Your answer should be a single number: the count of lines that hold the word "values".

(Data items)
++++++++++

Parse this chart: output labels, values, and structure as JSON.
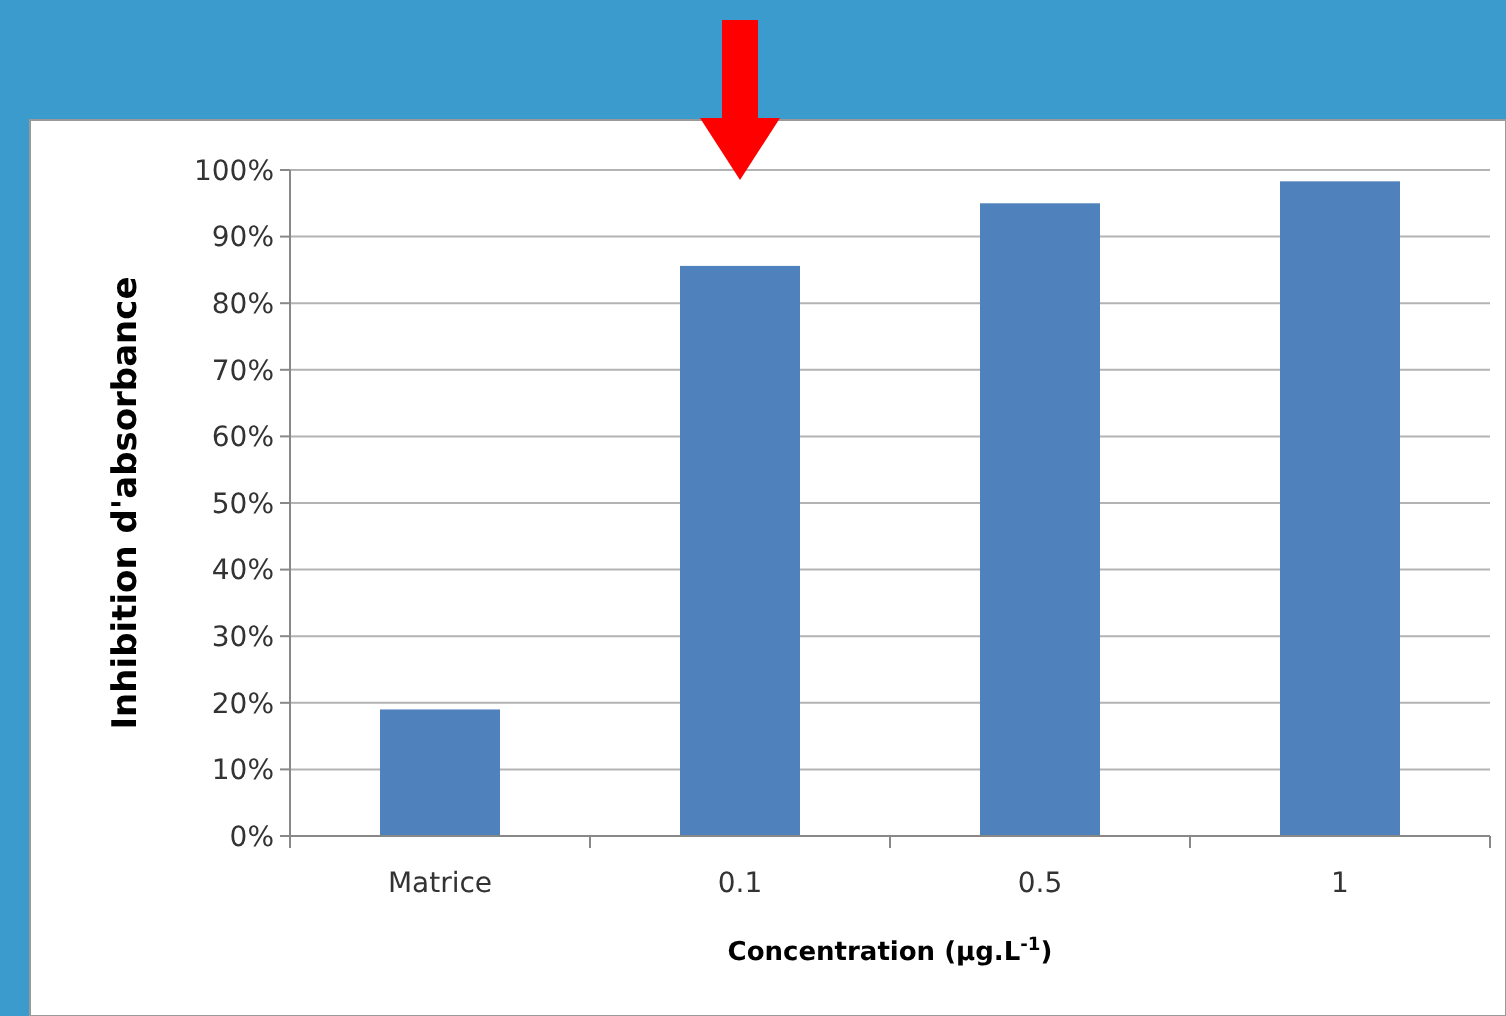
{
  "chart_data": {
    "type": "bar",
    "xlabel": "Concentration (µg.L$^{-1}$)",
    "ylabel": "Inhibition d'absorbance",
    "categories": [
      "Matrice",
      "0.1",
      "0.5",
      "1"
    ],
    "values": [
      19,
      85.6,
      95,
      98.3
    ],
    "color": "#4f81bd",
    "ylim": [
      0,
      100
    ],
    "yticks": [
      {
        "value": 0,
        "label": "0%"
      },
      {
        "value": 10,
        "label": "10%"
      },
      {
        "value": 20,
        "label": "20%"
      },
      {
        "value": 30,
        "label": "30%"
      },
      {
        "value": 40,
        "label": "40%"
      },
      {
        "value": 50,
        "label": "50%"
      },
      {
        "value": 60,
        "label": "60%"
      },
      {
        "value": 70,
        "label": "70%"
      },
      {
        "value": 80,
        "label": "80%"
      },
      {
        "value": 90,
        "label": "90%"
      },
      {
        "value": 100,
        "label": "100%"
      }
    ],
    "grid": "y"
  }
}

++++++++++

__Solution__: 2